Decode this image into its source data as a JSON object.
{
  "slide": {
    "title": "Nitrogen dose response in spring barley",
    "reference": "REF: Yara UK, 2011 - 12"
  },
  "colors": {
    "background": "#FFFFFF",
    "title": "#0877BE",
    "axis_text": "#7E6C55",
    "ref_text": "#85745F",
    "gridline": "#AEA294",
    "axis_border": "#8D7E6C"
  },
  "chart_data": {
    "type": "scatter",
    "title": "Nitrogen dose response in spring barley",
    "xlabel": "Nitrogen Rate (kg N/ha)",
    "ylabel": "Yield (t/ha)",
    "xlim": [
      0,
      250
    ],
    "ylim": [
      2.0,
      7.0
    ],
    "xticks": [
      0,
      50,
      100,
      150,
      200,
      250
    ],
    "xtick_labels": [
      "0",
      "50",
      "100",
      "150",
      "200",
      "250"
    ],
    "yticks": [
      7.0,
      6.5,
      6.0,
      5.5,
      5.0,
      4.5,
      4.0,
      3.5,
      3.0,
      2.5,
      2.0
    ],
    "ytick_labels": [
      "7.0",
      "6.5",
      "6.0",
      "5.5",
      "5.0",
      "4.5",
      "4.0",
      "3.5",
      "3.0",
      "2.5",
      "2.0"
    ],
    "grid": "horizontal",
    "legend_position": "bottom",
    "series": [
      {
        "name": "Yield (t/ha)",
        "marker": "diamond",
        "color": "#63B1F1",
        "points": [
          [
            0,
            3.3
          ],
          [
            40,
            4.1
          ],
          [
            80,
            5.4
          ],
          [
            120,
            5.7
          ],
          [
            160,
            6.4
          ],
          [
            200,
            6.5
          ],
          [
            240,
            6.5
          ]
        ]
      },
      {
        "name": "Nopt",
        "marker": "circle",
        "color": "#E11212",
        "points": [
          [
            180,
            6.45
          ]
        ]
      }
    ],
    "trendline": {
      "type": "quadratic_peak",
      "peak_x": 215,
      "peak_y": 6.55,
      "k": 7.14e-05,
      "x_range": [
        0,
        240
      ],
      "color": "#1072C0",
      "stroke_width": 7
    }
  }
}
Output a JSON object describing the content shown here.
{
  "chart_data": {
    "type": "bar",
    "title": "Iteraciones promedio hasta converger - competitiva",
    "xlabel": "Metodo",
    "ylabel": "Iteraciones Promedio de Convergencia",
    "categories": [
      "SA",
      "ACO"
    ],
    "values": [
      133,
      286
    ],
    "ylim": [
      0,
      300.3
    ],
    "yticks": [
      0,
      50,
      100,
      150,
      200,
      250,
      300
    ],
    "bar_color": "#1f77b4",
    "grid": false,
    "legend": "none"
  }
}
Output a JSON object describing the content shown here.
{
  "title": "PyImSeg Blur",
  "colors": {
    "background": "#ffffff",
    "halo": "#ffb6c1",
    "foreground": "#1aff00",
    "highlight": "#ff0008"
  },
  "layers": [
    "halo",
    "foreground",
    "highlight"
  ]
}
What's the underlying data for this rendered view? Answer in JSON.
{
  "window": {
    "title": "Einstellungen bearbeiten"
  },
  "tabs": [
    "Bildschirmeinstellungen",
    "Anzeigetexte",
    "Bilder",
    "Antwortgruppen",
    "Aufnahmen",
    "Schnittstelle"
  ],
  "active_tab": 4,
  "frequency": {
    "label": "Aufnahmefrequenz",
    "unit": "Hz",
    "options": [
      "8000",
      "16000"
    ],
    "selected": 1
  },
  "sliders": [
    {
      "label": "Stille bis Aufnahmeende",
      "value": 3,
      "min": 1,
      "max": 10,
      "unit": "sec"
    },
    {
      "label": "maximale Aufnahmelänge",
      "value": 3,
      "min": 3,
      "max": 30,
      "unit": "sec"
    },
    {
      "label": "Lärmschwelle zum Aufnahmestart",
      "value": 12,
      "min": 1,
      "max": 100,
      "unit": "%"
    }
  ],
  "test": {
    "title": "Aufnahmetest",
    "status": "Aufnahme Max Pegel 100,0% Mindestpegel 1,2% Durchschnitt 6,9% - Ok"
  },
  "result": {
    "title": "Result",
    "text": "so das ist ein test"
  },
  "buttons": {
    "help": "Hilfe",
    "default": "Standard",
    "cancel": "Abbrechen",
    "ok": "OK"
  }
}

┄┄┄┄┄┄┄┄┄┄┄┄┄┄┄┄┄┄┄┄

● **EXERCISE DESCRIPTION**
Write out the entries in full, exactly as given.

● **WORKED ANSWER**
Decode this image into its source data as a JSON object.
{
  "slide": {
    "title": "Nitrogen dose response in spring barley",
    "reference": "REF: Yara UK, 2011 - 12"
  },
  "colors": {
    "background": "#FFFFFF",
    "title": "#0877BE",
    "axis_text": "#7E6C55",
    "ref_text": "#85745F",
    "gridline": "#AEA294",
    "axis_border": "#8D7E6C"
  },
  "chart_data": {
    "type": "scatter",
    "title": "Nitrogen dose response in spring barley",
    "xlabel": "Nitrogen Rate (kg N/ha)",
    "ylabel": "Yield (t/ha)",
    "xlim": [
      0,
      250
    ],
    "ylim": [
      2.0,
      7.0
    ],
    "xticks": [
      0,
      50,
      100,
      150,
      200,
      250
    ],
    "xtick_labels": [
      "0",
      "50",
      "100",
      "150",
      "200",
      "250"
    ],
    "yticks": [
      7.0,
      6.5,
      6.0,
      5.5,
      5.0,
      4.5,
      4.0,
      3.5,
      3.0,
      2.5,
      2.0
    ],
    "ytick_labels": [
      "7.0",
      "6.5",
      "6.0",
      "5.5",
      "5.0",
      "4.5",
      "4.0",
      "3.5",
      "3.0",
      "2.5",
      "2.0"
    ],
    "grid": "horizontal",
    "legend_position": "bottom",
    "series": [
      {
        "name": "Yield (t/ha)",
        "marker": "diamond",
        "color": "#63B1F1",
        "points": [
          [
            0,
            3.3
          ],
          [
            40,
            4.1
          ],
          [
            80,
            5.4
          ],
          [
            120,
            5.7
          ],
          [
            160,
            6.4
          ],
          [
            200,
            6.5
          ],
          [
            240,
            6.5
          ]
        ]
      },
      {
        "name": "Nopt",
        "marker": "circle",
        "color": "#E11212",
        "points": [
          [
            180,
            6.45
          ]
        ]
      }
    ],
    "trendline": {
      "type": "quadratic_peak",
      "peak_x": 215,
      "peak_y": 6.55,
      "k": 7.14e-05,
      "x_range": [
        0,
        240
      ],
      "color": "#1072C0",
      "stroke_width": 7
    }
  }
}
Output a JSON object describing the content shown here.
{
  "chart_data": {
    "type": "bar",
    "title": "Iteraciones promedio hasta converger - competitiva",
    "xlabel": "Metodo",
    "ylabel": "Iteraciones Promedio de Convergencia",
    "categories": [
      "SA",
      "ACO"
    ],
    "values": [
      133,
      286
    ],
    "ylim": [
      0,
      300.3
    ],
    "yticks": [
      0,
      50,
      100,
      150,
      200,
      250,
      300
    ],
    "bar_color": "#1f77b4",
    "grid": false,
    "legend": "none"
  }
}
Output a JSON object describing the content shown here.
{
  "title": "PyImSeg Blur",
  "colors": {
    "background": "#ffffff",
    "halo": "#ffb6c1",
    "foreground": "#1aff00",
    "highlight": "#ff0008"
  },
  "layers": [
    "halo",
    "foreground",
    "highlight"
  ]
}
What's the underlying data for this rendered view? Answer in JSON.
{
  "window": {
    "title": "Einstellungen bearbeiten"
  },
  "tabs": [
    "Bildschirmeinstellungen",
    "Anzeigetexte",
    "Bilder",
    "Antwortgruppen",
    "Aufnahmen",
    "Schnittstelle"
  ],
  "active_tab": 4,
  "frequency": {
    "label": "Aufnahmefrequenz",
    "unit": "Hz",
    "options": [
      "8000",
      "16000"
    ],
    "selected": 1
  },
  "sliders": [
    {
      "label": "Stille bis Aufnahmeende",
      "value": 3,
      "min": 1,
      "max": 10,
      "unit": "sec"
    },
    {
      "label": "maximale Aufnahmelänge",
      "value": 3,
      "min": 3,
      "max": 30,
      "unit": "sec"
    },
    {
      "label": "Lärmschwelle zum Aufnahmestart",
      "value": 12,
      "min": 1,
      "max": 100,
      "unit": "%"
    }
  ],
  "test": {
    "title": "Aufnahmetest",
    "status": "Aufnahme Max Pegel 100,0% Mindestpegel 1,2% Durchschnitt 6,9% - Ok"
  },
  "result": {
    "title": "Result",
    "text": "so das ist ein test"
  },
  "buttons": {
    "help": "Hilfe",
    "default": "Standard",
    "cancel": "Abbrechen",
    "ok": "OK"
  }
}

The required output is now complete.